GOAL OF THE EXERCISE » In full and without alteration, repeat the material.

DATA EXTRACT »
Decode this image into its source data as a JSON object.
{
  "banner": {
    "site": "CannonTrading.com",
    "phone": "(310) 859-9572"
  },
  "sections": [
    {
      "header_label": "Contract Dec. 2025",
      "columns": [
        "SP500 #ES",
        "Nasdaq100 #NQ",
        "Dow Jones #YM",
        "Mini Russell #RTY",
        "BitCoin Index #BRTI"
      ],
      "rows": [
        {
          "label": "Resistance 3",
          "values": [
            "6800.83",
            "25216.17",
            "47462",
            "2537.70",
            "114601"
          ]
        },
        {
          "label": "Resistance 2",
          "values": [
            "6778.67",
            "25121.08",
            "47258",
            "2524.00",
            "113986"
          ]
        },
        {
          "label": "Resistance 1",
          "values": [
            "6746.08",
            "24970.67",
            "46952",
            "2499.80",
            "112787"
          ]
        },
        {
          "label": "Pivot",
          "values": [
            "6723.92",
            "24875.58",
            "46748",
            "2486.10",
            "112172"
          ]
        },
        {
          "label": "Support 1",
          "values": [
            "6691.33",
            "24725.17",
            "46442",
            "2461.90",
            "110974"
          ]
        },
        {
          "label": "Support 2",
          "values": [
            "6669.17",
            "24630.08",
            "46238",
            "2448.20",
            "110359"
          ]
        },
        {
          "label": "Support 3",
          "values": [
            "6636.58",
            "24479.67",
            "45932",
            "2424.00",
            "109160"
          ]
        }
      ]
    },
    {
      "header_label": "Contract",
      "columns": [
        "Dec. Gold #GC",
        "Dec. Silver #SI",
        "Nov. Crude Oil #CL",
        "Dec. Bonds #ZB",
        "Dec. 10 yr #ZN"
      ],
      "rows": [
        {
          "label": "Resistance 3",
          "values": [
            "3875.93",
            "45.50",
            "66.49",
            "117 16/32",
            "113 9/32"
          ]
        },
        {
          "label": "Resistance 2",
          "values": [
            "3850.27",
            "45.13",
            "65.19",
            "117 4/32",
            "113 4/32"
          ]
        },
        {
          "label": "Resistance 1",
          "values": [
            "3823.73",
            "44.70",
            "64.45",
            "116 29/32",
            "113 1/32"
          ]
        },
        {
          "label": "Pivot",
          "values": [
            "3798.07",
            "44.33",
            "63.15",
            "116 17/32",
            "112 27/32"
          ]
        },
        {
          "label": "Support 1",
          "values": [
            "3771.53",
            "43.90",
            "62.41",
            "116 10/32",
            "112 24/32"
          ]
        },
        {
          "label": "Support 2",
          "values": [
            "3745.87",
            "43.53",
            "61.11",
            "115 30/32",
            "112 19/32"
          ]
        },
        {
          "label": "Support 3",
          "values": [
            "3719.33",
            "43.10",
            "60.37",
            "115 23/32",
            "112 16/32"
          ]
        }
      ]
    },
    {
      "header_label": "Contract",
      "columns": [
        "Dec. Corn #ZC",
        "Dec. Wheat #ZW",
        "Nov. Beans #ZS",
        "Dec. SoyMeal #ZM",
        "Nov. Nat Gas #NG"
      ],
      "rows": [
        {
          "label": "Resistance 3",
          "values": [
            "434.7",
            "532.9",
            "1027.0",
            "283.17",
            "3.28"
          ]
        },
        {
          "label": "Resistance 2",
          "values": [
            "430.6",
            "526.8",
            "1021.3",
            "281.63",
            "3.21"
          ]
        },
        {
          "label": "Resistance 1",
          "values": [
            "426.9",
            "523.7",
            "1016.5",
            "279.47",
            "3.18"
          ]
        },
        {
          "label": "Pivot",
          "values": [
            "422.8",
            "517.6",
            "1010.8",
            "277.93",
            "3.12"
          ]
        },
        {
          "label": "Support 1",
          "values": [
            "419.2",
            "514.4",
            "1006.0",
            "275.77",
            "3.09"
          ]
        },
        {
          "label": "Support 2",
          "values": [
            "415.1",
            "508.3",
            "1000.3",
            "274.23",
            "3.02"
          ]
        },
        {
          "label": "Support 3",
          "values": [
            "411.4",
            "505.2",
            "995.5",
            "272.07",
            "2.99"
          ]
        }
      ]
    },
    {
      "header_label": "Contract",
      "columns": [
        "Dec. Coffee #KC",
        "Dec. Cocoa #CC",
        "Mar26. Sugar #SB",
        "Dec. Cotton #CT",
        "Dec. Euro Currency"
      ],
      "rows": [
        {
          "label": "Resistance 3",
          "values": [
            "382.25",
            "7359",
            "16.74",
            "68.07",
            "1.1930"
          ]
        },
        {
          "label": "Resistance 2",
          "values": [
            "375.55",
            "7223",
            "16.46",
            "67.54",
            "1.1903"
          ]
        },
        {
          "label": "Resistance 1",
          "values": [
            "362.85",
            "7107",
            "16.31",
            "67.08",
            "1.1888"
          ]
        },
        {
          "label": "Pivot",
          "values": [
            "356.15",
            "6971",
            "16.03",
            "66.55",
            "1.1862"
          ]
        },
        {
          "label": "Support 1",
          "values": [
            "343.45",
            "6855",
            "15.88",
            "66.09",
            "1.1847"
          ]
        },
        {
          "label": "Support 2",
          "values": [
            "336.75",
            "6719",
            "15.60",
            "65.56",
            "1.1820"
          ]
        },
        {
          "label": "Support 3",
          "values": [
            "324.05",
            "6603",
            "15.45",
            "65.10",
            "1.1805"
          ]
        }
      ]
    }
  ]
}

SOLVED EXERCISE »
Decode this image into its source data as a JSON object.
{
  "banner": {
    "site": "CannonTrading.com",
    "phone": "(310) 859-9572"
  },
  "sections": [
    {
      "header_label": "Contract Dec. 2025",
      "columns": [
        "SP500 #ES",
        "Nasdaq100 #NQ",
        "Dow Jones #YM",
        "Mini Russell #RTY",
        "BitCoin Index #BRTI"
      ],
      "rows": [
        {
          "label": "Resistance 3",
          "values": [
            "6800.83",
            "25216.17",
            "47462",
            "2537.70",
            "114601"
          ]
        },
        {
          "label": "Resistance 2",
          "values": [
            "6778.67",
            "25121.08",
            "47258",
            "2524.00",
            "113986"
          ]
        },
        {
          "label": "Resistance 1",
          "values": [
            "6746.08",
            "24970.67",
            "46952",
            "2499.80",
            "112787"
          ]
        },
        {
          "label": "Pivot",
          "values": [
            "6723.92",
            "24875.58",
            "46748",
            "2486.10",
            "112172"
          ]
        },
        {
          "label": "Support 1",
          "values": [
            "6691.33",
            "24725.17",
            "46442",
            "2461.90",
            "110974"
          ]
        },
        {
          "label": "Support 2",
          "values": [
            "6669.17",
            "24630.08",
            "46238",
            "2448.20",
            "110359"
          ]
        },
        {
          "label": "Support 3",
          "values": [
            "6636.58",
            "24479.67",
            "45932",
            "2424.00",
            "109160"
          ]
        }
      ]
    },
    {
      "header_label": "Contract",
      "columns": [
        "Dec. Gold #GC",
        "Dec. Silver #SI",
        "Nov. Crude Oil #CL",
        "Dec. Bonds #ZB",
        "Dec. 10 yr #ZN"
      ],
      "rows": [
        {
          "label": "Resistance 3",
          "values": [
            "3875.93",
            "45.50",
            "66.49",
            "117 16/32",
            "113 9/32"
          ]
        },
        {
          "label": "Resistance 2",
          "values": [
            "3850.27",
            "45.13",
            "65.19",
            "117 4/32",
            "113 4/32"
          ]
        },
        {
          "label": "Resistance 1",
          "values": [
            "3823.73",
            "44.70",
            "64.45",
            "116 29/32",
            "113 1/32"
          ]
        },
        {
          "label": "Pivot",
          "values": [
            "3798.07",
            "44.33",
            "63.15",
            "116 17/32",
            "112 27/32"
          ]
        },
        {
          "label": "Support 1",
          "values": [
            "3771.53",
            "43.90",
            "62.41",
            "116 10/32",
            "112 24/32"
          ]
        },
        {
          "label": "Support 2",
          "values": [
            "3745.87",
            "43.53",
            "61.11",
            "115 30/32",
            "112 19/32"
          ]
        },
        {
          "label": "Support 3",
          "values": [
            "3719.33",
            "43.10",
            "60.37",
            "115 23/32",
            "112 16/32"
          ]
        }
      ]
    },
    {
      "header_label": "Contract",
      "columns": [
        "Dec. Corn #ZC",
        "Dec. Wheat #ZW",
        "Nov. Beans #ZS",
        "Dec. SoyMeal #ZM",
        "Nov. Nat Gas #NG"
      ],
      "rows": [
        {
          "label": "Resistance 3",
          "values": [
            "434.7",
            "532.9",
            "1027.0",
            "283.17",
            "3.28"
          ]
        },
        {
          "label": "Resistance 2",
          "values": [
            "430.6",
            "526.8",
            "1021.3",
            "281.63",
            "3.21"
          ]
        },
        {
          "label": "Resistance 1",
          "values": [
            "426.9",
            "523.7",
            "1016.5",
            "279.47",
            "3.18"
          ]
        },
        {
          "label": "Pivot",
          "values": [
            "422.8",
            "517.6",
            "1010.8",
            "277.93",
            "3.12"
          ]
        },
        {
          "label": "Support 1",
          "values": [
            "419.2",
            "514.4",
            "1006.0",
            "275.77",
            "3.09"
          ]
        },
        {
          "label": "Support 2",
          "values": [
            "415.1",
            "508.3",
            "1000.3",
            "274.23",
            "3.02"
          ]
        },
        {
          "label": "Support 3",
          "values": [
            "411.4",
            "505.2",
            "995.5",
            "272.07",
            "2.99"
          ]
        }
      ]
    },
    {
      "header_label": "Contract",
      "columns": [
        "Dec. Coffee #KC",
        "Dec. Cocoa #CC",
        "Mar26. Sugar #SB",
        "Dec. Cotton #CT",
        "Dec. Euro Currency"
      ],
      "rows": [
        {
          "label": "Resistance 3",
          "values": [
            "382.25",
            "7359",
            "16.74",
            "68.07",
            "1.1930"
          ]
        },
        {
          "label": "Resistance 2",
          "values": [
            "375.55",
            "7223",
            "16.46",
            "67.54",
            "1.1903"
          ]
        },
        {
          "label": "Resistance 1",
          "values": [
            "362.85",
            "7107",
            "16.31",
            "67.08",
            "1.1888"
          ]
        },
        {
          "label": "Pivot",
          "values": [
            "356.15",
            "6971",
            "16.03",
            "66.55",
            "1.1862"
          ]
        },
        {
          "label": "Support 1",
          "values": [
            "343.45",
            "6855",
            "15.88",
            "66.09",
            "1.1847"
          ]
        },
        {
          "label": "Support 2",
          "values": [
            "336.75",
            "6719",
            "15.60",
            "65.56",
            "1.1820"
          ]
        },
        {
          "label": "Support 3",
          "values": [
            "324.05",
            "6603",
            "15.45",
            "65.10",
            "1.1805"
          ]
        }
      ]
    }
  ]
}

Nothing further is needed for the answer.